Perinçek 1968 yılında Dev-Genç'e kaynaklık eden Fikir Kulüpleri Federasyonu'nun (FKF) başkanlığına seçildiğinde Ankara Hukuk Fakültesi'nde asistandır. O dönemde Türkiye devriminin yolunun ne olması gerektiği tartışması sürerken Perinçek'in ise devrim için planları başkadır. Perinçek, FKF başkanı seçilmesinden kısa bir süre sonra, 27 Mayıs Milli Devrim Derneği'nin başkanlığını yapan Albay Mucip Ataklı'dan bir mektup gelir; irtica olaylarının artışından, toplu Cuma namazları kılındığından bahsederek, FKF'yi bu olaylara karşı mücadele etmeye çağırır. Perinçek bu davete icabet eder. Cumhuriyet yazarı Uğur Cankoçak'ın yazdığına göre, 27 Mayıs Derneği, FKF'ye kanca atarak 1960'ta yarım kaldığına inandığı işi tamamlamak istiyordu. Yine Cankoçak'a göre, kancayı atmakla görevlendirilen kişi, 27 Mayısçı Albay Kadri Kaplan'dır.

Perinçek'in ilişkileri Dev-Genç içindeki kadrolar tarafından hoşnutsuzlukla karşılanır. Nitekim Deniz Gezmiş, Mahir Çayan ve diğer gençlik liderleri, Dev-Genç'i cuntacıların eline vermekle suçladıkları Perinçek'i başkanlıktan uzaklaştırırlar.

## Döküm
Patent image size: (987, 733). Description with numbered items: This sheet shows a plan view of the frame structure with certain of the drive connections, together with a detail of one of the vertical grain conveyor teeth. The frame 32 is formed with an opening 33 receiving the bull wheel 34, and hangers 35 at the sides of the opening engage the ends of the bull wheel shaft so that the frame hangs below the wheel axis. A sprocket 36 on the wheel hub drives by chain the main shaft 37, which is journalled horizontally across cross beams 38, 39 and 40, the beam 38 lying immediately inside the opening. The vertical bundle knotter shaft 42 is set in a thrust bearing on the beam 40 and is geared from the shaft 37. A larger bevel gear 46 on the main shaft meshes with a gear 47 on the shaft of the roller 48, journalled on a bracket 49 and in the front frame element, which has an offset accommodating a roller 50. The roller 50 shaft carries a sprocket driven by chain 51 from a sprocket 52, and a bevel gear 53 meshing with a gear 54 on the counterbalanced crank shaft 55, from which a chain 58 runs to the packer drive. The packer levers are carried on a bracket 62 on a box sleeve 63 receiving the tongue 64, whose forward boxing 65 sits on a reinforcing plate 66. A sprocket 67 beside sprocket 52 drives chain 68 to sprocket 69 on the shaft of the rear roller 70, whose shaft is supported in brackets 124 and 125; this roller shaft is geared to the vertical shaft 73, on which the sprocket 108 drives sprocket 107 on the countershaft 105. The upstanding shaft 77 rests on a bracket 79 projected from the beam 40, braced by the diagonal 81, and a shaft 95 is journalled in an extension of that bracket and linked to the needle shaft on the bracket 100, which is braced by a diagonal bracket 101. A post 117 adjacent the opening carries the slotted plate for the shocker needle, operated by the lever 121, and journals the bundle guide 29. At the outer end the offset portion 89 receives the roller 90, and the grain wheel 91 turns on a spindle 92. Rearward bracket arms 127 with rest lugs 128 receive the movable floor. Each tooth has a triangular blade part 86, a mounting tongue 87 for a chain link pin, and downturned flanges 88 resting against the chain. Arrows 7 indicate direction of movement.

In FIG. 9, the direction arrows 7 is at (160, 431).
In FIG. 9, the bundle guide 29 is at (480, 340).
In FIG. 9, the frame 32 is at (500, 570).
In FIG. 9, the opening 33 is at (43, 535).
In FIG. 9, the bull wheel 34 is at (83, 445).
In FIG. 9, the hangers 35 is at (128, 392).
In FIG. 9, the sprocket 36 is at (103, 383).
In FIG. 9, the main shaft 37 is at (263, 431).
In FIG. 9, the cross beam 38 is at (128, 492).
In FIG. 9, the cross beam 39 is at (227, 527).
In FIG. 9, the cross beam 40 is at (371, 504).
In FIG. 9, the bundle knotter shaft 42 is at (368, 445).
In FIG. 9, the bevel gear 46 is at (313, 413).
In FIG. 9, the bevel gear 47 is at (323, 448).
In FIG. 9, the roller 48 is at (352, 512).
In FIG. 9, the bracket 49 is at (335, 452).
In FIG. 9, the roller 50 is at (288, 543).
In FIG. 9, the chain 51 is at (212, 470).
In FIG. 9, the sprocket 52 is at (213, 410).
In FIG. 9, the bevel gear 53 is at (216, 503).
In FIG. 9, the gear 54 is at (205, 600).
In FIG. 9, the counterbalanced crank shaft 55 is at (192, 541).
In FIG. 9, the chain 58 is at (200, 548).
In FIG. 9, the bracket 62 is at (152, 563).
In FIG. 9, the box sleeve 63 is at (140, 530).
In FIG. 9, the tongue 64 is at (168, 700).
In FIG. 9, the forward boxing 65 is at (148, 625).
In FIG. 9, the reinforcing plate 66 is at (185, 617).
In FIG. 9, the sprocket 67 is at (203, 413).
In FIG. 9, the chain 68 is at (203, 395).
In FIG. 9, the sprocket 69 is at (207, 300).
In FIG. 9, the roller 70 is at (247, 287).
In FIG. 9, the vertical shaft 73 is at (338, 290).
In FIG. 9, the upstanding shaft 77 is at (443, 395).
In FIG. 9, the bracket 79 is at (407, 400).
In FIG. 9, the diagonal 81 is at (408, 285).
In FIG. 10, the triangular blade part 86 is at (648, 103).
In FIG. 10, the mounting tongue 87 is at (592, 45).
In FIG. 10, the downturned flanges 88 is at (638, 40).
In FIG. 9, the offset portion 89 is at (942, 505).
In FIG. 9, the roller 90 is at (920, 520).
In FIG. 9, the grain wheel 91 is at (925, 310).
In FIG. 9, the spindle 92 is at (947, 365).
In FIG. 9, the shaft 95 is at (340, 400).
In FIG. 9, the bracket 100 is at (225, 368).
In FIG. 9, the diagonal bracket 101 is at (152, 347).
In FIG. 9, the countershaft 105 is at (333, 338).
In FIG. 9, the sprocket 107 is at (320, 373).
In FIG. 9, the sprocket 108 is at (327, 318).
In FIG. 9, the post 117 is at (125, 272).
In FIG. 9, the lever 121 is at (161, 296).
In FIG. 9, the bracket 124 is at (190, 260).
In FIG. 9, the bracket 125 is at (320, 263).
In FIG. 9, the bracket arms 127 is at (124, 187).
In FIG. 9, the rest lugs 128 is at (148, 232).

## Görevler
A – Perinçek ve FKF hakkındaki metne göre 27 Mayıs Milli Devrim Derneği'nin başkanlığını kim yapıyordu?
B – Perinçek ve FKF hakkındaki metni son cümlesinden sonra sürdürün.

## Görevlerin yanıtları
A – Albay Mucip Ataklı.

B –
Bu tarihten sonra Perinçek grubu, Kırmızı Aydınlık olarak adlandırılan Proleter Devrimci Aydınlık dergisini (PDA) yayınlamaya başlar. Maocu bir çizgiyi benimseyen Aydınlıkçılar, artık siyaset sahnesine çıkarlar. Türkiye solu ve Aydınlıkçılar arasındaki ebedi farklılığın temellerinin atıldığı bu yıllarda Aydınlıkçılar milliyetçi söylemleri nedeniyle “Maocu Bozkurtlar” olarak adlandırılır. Dev-Genç içindeki gençler THKP-C, THKO gibi fraksiyonlarda örgütlenirken Aydınlık grubu Perinçek'in liderliğinde Türkiye İhtilalci İşçi Köylü Partisi'ni (TİİKP) kurarlar. TİİKP'in, “devrim” stratejisi, sıkıyönetim mahkemesi dosyasında; “TSK'ya sızarak, kendi fikriyatı istikametinde olan bir kısım subaylar vasıtasıyla parti için gerekli olan hüviyet, izin kağıdı, elbise vb. teminine ve sosyalist fikirlerin ordu içinde yayılmasına çalıştığı, ilerisi için bu yolla silah teminini düşündüğü…” cümleleriyle yer alır.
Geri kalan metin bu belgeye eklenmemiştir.